**GOAL OF THE EXERCISE**
Copy the data that follows exactly. Include no pictures.
────
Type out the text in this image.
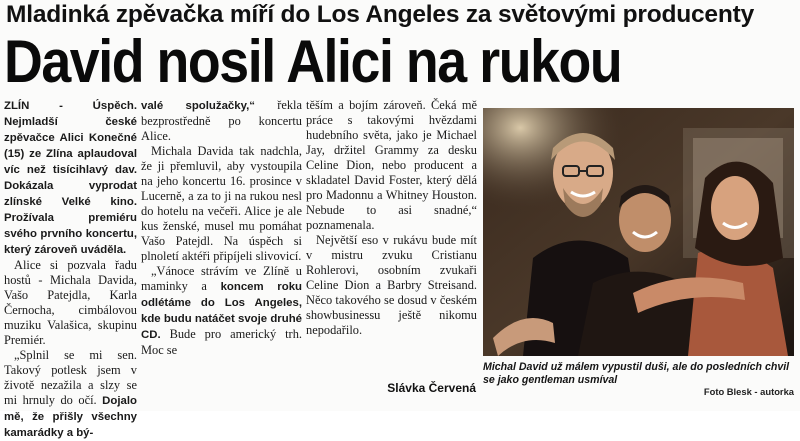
Mladinká zpěvačka míří do Los Angeles za světovými producenty
David nosil Alici na rukou

ZLÍN - Úspěch. Nejmladší české zpěvačce Alici Konečné (15) ze Zlína aplaudoval víc než tisícihlavý dav. Dokázala vyprodat zlínské Velké kino. Prožívala premiéru svého prvního koncertu, který zároveň uváděla.

Alice si pozvala řadu hostů - Michala Davida, Vašo Patejdla, Karla Černocha, cimbálovou muziku Valašica, skupinu Premiér.

„Splnil se mi sen. Takový potlesk jsem v životě nezažila a slzy se mi hrnuly do očí. Dojalo mě, že přišly všechny kamarádky a bý-

valé spolužačky,“ řekla bezprostředně po koncertu Alice.

Michala Davida tak nadchla, že ji přemluvil, aby vystoupila na jeho koncertu 16. prosince v Lucerně, a za to ji na rukou nesl do hotelu na večeři. Alice je ale kus ženské, musel mu pomáhat Vašo Patejdl. Na úspěch si plnoletí aktéři připíjeli slivovicí.

„Vánoce strávím ve Zlíně u maminky a koncem roku odlétáme do Los Angeles, kde budu natáčet svoje druhé CD. Bude pro americký trh. Moc se

těším a bojím zároveň. Čeká mě práce s takovými hvězdami hudebního světa, jako je Michael Jay, držitel Grammy za desku Celine Dion, nebo producent a skladatel David Foster, který dělá pro Madonnu a Whitney Houston. Nebude to asi snadné,“ poznamenala.

Největší eso v rukávu bude mít v mistru zvuku Cristianu Rohlerovi, osobním zvukaři Celine Dion a Barbry Streisand. Něco takového se dosud v českém showbusinessu ještě nikomu nepodařilo.

Slávka Červená
Michal David už málem vypustil duši, ale do posledních chvil se jako gentleman usmíval
Foto Blesk - autorka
────
**RESULT**
Type out the text in this image.
Mladinká zpěvačka míří do Los Angeles za světovými producenty
David nosil Alici na rukou

ZLÍN - Úspěch. Nejmladší české zpěvačce Alici Konečné (15) ze Zlína aplaudoval víc než tisícihlavý dav. Dokázala vyprodat zlínské Velké kino. Prožívala premiéru svého prvního koncertu, který zároveň uváděla.

Alice si pozvala řadu hostů - Michala Davida, Vašo Patejdla, Karla Černocha, cimbálovou muziku Valašica, skupinu Premiér.

„Splnil se mi sen. Takový potlesk jsem v životě nezažila a slzy se mi hrnuly do očí. Dojalo mě, že přišly všechny kamarádky a bý-

valé spolužačky,“ řekla bezprostředně po koncertu Alice.

Michala Davida tak nadchla, že ji přemluvil, aby vystoupila na jeho koncertu 16. prosince v Lucerně, a za to ji na rukou nesl do hotelu na večeři. Alice je ale kus ženské, musel mu pomáhat Vašo Patejdl. Na úspěch si plnoletí aktéři připíjeli slivovicí.

„Vánoce strávím ve Zlíně u maminky a koncem roku odlétáme do Los Angeles, kde budu natáčet svoje druhé CD. Bude pro americký trh. Moc se

těším a bojím zároveň. Čeká mě práce s takovými hvězdami hudebního světa, jako je Michael Jay, držitel Grammy za desku Celine Dion, nebo producent a skladatel David Foster, který dělá pro Madonnu a Whitney Houston. Nebude to asi snadné,“ poznamenala.

Největší eso v rukávu bude mít v mistru zvuku Cristianu Rohlerovi, osobním zvukaři Celine Dion a Barbry Streisand. Něco takového se dosud v českém showbusinessu ještě nikomu nepodařilo.

Slávka Červená
Michal David už málem vypustil duši, ale do posledních chvil se jako gentleman usmíval
Foto Blesk - autorka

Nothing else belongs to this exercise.